» **THE PROBLEM**
Images embedded in the records are excluded; print everything else exactly as given.

» **STORED RECORDS**
☆ ☆ ☆ ☆ ☆ ☆ ☆
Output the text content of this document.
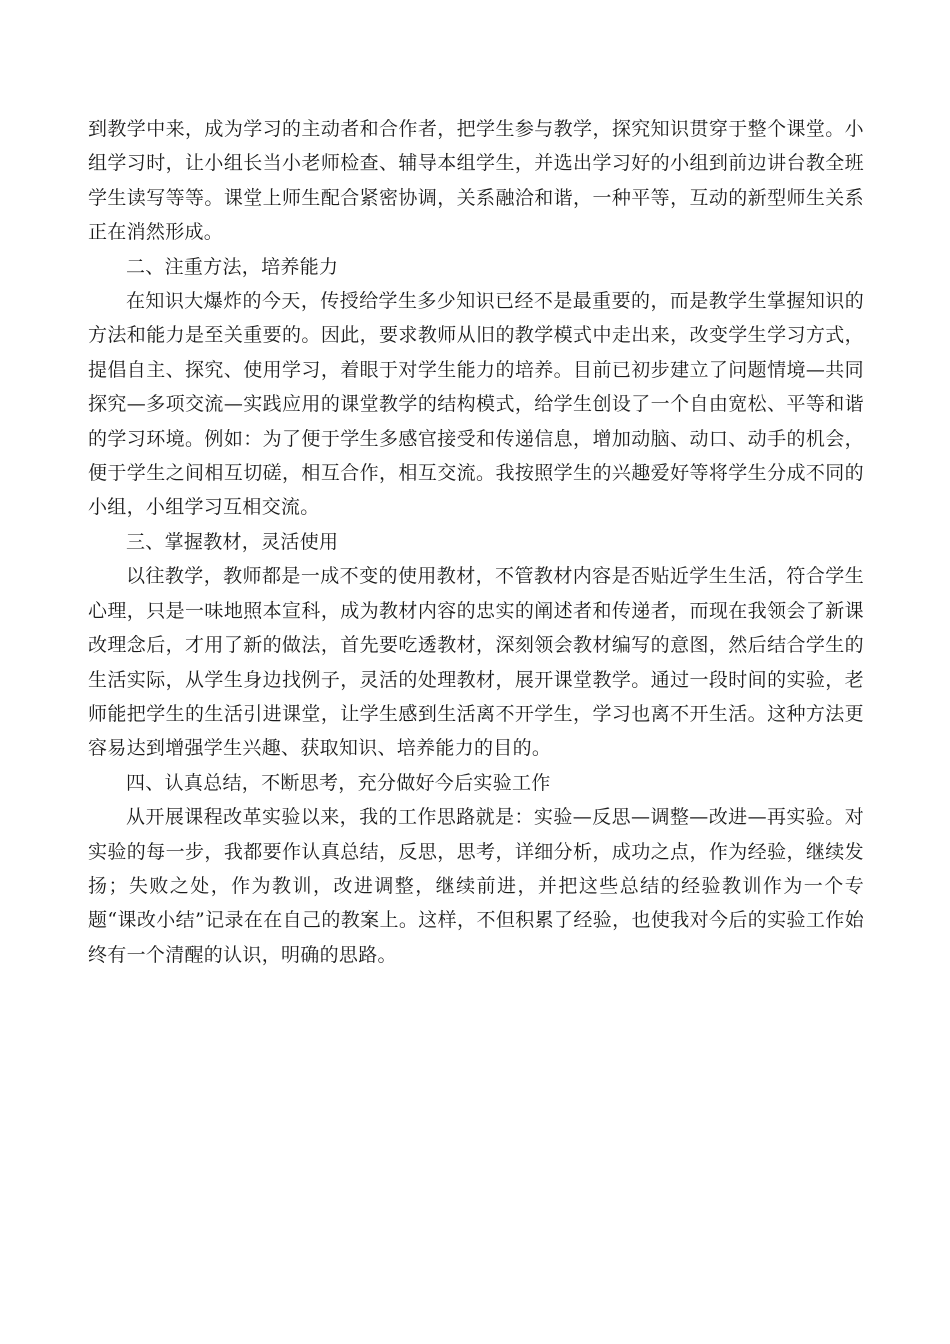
到教学中来，成为学习的主动者和合作者，把学生参与教学，探究知识贯穿于整个课堂。小组学习时，让小组长当小老师检查、辅导本组学生，并选出学习好的小组到前边讲台教全班学生读写等等。课堂上师生配合紧密协调，关系融洽和谐，一种平等，互动的新型师生关系正在消然形成。

二、注重方法，培养能力

在知识大爆炸的今天，传授给学生多少知识已经不是最重要的，而是教学生掌握知识的方法和能力是至关重要的。因此，要求教师从旧的教学模式中走出来，改变学生学习方式，提倡自主、探究、使用学习，着眼于对学生能力的培养。目前已初步建立了问题情境—共同探究—多项交流—实践应用的课堂教学的结构模式，给学生创设了一个自由宽松、平等和谐的学习环境。例如：为了便于学生多感官接受和传递信息，增加动脑、动口、动手的机会，便于学生之间相互切磋，相互合作，相互交流。我按照学生的兴趣爱好等将学生分成不同的小组，小组学习互相交流。

三、掌握教材，灵活使用

以往教学，教师都是一成不变的使用教材，不管教材内容是否贴近学生生活，符合学生心理，只是一味地照本宣科，成为教材内容的忠实的阐述者和传递者，而现在我领会了新课改理念后，才用了新的做法，首先要吃透教材，深刻领会教材编写的意图，然后结合学生的生活实际，从学生身边找例子，灵活的处理教材，展开课堂教学。通过一段时间的实验，老师能把学生的生活引进课堂，让学生感到生活离不开学生，学习也离不开生活。这种方法更容易达到增强学生兴趣、获取知识、培养能力的目的。

四、认真总结，不断思考，充分做好今后实验工作

从开展课程改革实验以来，我的工作思路就是：实验—反思—调整—改进—再实验。对实验的每一步，我都要作认真总结，反思，思考，详细分析，成功之点，作为经验，继续发扬；失败之处，作为教训，改进调整，继续前进，并把这些总结的经验教训作为一个专题“课改小结”记录在在自己的教案上。这样，不但积累了经验，也使我对今后的实验工作始终有一个清醒的认识，明确的思路。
☆ ☆ ☆ ☆ ☆ ☆ ☆
» **PROBLEM SOLUTION**
Output the text content of this document.
到教学中来，成为学习的主动者和合作者，把学生参与教学，探究知识贯穿于整个课堂。小组学习时，让小组长当小老师检查、辅导本组学生，并选出学习好的小组到前边讲台教全班学生读写等等。课堂上师生配合紧密协调，关系融洽和谐，一种平等，互动的新型师生关系正在消然形成。

二、注重方法，培养能力

在知识大爆炸的今天，传授给学生多少知识已经不是最重要的，而是教学生掌握知识的方法和能力是至关重要的。因此，要求教师从旧的教学模式中走出来，改变学生学习方式，提倡自主、探究、使用学习，着眼于对学生能力的培养。目前已初步建立了问题情境—共同探究—多项交流—实践应用的课堂教学的结构模式，给学生创设了一个自由宽松、平等和谐的学习环境。例如：为了便于学生多感官接受和传递信息，增加动脑、动口、动手的机会，便于学生之间相互切磋，相互合作，相互交流。我按照学生的兴趣爱好等将学生分成不同的小组，小组学习互相交流。

三、掌握教材，灵活使用

以往教学，教师都是一成不变的使用教材，不管教材内容是否贴近学生生活，符合学生心理，只是一味地照本宣科，成为教材内容的忠实的阐述者和传递者，而现在我领会了新课改理念后，才用了新的做法，首先要吃透教材，深刻领会教材编写的意图，然后结合学生的生活实际，从学生身边找例子，灵活的处理教材，展开课堂教学。通过一段时间的实验，老师能把学生的生活引进课堂，让学生感到生活离不开学生，学习也离不开生活。这种方法更容易达到增强学生兴趣、获取知识、培养能力的目的。

四、认真总结，不断思考，充分做好今后实验工作

从开展课程改革实验以来，我的工作思路就是：实验—反思—调整—改进—再实验。对实验的每一步，我都要作认真总结，反思，思考，详细分析，成功之点，作为经验，继续发扬；失败之处，作为教训，改进调整，继续前进，并把这些总结的经验教训作为一个专题“课改小结”记录在在自己的教案上。这样，不但积累了经验，也使我对今后的实验工作始终有一个清醒的认识，明确的思路。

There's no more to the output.